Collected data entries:
——
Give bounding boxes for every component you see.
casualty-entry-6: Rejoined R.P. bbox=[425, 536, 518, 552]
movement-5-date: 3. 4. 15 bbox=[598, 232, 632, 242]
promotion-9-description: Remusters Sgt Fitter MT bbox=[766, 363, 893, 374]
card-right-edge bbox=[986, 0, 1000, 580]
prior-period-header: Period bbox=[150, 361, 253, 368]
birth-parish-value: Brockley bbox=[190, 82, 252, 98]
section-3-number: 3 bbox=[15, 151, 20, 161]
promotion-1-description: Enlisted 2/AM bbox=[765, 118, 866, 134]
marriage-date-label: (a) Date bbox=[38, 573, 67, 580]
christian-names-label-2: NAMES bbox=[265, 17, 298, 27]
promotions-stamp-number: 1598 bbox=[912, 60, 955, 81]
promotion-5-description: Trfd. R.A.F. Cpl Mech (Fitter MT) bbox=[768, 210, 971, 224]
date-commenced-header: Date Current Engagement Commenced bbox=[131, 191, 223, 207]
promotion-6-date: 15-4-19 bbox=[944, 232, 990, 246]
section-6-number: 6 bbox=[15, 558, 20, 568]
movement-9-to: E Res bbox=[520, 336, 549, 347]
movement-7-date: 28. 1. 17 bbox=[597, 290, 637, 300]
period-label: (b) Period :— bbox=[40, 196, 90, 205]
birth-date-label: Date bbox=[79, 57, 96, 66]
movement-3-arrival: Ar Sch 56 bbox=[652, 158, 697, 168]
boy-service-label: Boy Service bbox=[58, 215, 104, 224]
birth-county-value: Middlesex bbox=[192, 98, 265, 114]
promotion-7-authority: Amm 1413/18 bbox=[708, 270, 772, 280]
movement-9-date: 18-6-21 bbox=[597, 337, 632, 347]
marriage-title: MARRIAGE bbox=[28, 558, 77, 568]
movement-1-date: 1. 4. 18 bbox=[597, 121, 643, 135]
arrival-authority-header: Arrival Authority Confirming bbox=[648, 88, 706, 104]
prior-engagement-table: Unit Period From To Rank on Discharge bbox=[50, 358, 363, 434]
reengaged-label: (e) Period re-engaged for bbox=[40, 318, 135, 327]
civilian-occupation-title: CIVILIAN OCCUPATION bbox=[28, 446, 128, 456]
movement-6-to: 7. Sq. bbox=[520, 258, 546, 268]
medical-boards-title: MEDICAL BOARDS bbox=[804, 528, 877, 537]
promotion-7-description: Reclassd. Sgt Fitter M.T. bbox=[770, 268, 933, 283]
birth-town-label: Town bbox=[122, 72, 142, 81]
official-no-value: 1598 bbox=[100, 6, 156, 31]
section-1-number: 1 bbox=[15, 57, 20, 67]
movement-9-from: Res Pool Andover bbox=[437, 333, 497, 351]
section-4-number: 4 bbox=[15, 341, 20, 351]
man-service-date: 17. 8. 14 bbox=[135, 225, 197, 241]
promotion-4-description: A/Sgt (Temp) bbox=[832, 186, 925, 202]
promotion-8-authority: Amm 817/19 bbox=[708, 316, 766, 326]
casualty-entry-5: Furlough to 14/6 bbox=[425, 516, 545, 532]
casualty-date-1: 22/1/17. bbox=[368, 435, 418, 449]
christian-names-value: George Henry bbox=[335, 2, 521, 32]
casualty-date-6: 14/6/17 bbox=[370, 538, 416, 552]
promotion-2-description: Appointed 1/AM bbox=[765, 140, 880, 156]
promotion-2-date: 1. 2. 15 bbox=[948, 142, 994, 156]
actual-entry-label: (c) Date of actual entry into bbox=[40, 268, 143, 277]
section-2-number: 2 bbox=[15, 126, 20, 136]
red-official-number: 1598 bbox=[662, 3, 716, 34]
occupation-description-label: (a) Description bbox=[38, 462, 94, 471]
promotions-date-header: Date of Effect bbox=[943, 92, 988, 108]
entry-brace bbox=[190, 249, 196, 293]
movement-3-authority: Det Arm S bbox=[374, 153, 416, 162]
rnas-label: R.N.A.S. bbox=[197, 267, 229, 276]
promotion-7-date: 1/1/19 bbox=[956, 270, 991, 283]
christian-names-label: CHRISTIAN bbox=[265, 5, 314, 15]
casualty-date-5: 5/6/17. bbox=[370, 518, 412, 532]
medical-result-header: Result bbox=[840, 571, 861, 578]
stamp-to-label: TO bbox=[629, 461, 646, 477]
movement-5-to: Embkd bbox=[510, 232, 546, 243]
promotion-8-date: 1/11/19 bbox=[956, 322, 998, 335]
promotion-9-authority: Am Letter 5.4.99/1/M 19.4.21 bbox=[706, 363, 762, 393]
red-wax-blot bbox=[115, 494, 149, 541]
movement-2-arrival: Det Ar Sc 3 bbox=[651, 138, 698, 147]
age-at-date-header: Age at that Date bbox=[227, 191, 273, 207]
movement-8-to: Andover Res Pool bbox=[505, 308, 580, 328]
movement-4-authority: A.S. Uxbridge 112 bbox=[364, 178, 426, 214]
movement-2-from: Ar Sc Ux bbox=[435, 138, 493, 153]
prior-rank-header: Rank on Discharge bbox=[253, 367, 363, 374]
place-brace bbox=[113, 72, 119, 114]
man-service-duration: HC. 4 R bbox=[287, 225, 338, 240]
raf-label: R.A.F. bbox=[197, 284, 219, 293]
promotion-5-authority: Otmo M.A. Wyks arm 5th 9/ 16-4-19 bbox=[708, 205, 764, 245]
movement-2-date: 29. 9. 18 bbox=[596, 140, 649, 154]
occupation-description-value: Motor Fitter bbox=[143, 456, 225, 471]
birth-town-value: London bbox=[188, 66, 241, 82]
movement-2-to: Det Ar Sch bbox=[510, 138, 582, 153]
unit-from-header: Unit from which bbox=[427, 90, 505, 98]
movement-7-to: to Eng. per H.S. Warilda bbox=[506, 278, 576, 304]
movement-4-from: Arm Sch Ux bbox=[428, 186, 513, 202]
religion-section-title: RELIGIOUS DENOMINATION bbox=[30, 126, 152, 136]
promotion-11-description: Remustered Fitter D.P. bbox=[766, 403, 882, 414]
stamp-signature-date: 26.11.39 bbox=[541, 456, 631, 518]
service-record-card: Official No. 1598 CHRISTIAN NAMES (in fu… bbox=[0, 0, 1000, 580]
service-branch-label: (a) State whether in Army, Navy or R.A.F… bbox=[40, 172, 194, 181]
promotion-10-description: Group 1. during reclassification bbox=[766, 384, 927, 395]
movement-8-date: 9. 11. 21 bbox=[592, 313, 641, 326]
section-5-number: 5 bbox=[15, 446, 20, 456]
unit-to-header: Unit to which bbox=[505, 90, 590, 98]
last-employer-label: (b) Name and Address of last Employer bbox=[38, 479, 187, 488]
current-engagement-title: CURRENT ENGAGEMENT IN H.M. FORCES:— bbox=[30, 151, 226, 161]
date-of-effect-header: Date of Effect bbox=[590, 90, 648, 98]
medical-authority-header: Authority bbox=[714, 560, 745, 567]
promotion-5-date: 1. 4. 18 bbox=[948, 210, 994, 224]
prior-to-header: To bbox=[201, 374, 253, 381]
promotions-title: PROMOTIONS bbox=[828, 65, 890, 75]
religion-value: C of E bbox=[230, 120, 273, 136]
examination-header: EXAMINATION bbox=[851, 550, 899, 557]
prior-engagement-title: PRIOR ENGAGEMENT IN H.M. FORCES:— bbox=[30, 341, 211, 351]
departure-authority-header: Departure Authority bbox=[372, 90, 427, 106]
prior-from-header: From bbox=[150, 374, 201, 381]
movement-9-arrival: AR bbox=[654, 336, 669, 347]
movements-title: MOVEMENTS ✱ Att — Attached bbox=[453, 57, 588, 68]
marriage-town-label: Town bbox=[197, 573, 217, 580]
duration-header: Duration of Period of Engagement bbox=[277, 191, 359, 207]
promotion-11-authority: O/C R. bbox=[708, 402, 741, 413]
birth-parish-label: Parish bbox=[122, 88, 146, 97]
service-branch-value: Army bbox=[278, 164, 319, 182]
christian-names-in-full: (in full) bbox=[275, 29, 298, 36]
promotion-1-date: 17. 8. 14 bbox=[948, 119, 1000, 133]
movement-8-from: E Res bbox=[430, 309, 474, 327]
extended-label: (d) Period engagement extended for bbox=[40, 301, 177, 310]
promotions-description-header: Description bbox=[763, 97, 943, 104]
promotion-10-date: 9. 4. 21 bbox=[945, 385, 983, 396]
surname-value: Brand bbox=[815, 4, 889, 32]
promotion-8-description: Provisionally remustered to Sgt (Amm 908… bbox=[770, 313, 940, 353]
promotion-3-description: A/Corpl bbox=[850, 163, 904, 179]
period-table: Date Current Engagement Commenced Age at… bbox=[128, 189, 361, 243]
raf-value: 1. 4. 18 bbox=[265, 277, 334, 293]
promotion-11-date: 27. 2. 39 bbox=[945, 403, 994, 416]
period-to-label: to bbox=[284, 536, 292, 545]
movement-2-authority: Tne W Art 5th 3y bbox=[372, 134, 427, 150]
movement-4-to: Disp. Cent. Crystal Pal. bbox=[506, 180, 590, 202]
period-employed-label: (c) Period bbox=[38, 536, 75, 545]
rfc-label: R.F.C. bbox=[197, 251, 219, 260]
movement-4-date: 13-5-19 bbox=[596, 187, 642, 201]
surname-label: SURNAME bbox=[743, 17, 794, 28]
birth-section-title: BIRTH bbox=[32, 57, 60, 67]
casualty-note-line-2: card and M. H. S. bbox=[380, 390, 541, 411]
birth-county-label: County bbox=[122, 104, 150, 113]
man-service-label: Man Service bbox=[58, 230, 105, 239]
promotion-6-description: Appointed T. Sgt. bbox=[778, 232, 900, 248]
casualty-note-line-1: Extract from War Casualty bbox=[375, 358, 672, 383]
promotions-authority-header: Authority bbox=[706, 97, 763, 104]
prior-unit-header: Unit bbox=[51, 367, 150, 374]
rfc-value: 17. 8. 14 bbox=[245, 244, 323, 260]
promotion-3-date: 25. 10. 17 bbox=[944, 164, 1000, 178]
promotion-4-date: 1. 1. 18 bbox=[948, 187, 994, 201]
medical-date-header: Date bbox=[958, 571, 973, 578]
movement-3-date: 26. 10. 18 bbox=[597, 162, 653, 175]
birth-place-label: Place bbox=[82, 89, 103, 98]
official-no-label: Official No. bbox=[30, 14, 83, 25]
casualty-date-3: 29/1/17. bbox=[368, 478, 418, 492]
——
◆ **TASK DIRECTIONS**
Recast the records, from their first line through the line containing "birth-parish-value: Brockley bbox=[190, 82, 252, 98]", as a Markdown table with the columns No. and Entry, one numbered row per line and no rows for blank lines.

◆ **ANSWER IN FULL**
| No. | Entry |
|---|---|
| 1 | Give bounding boxes for every component you see. |
| 2 | casualty-entry-6: Rejoined R.P. bbox=[425, 536, 518, 552] |
| 3 | movement-5-date: 3. 4. 15 bbox=[598, 232, 632, 242] |
| 4 | promotion-9-description: Remusters Sgt Fitter MT bbox=[766, 363, 893, 374] |
| 5 | card-right-edge bbox=[986, 0, 1000, 580] |
| 6 | prior-period-header: Period bbox=[150, 361, 253, 368] |
| 7 | birth-parish-value: Brockley bbox=[190, 82, 252, 98] |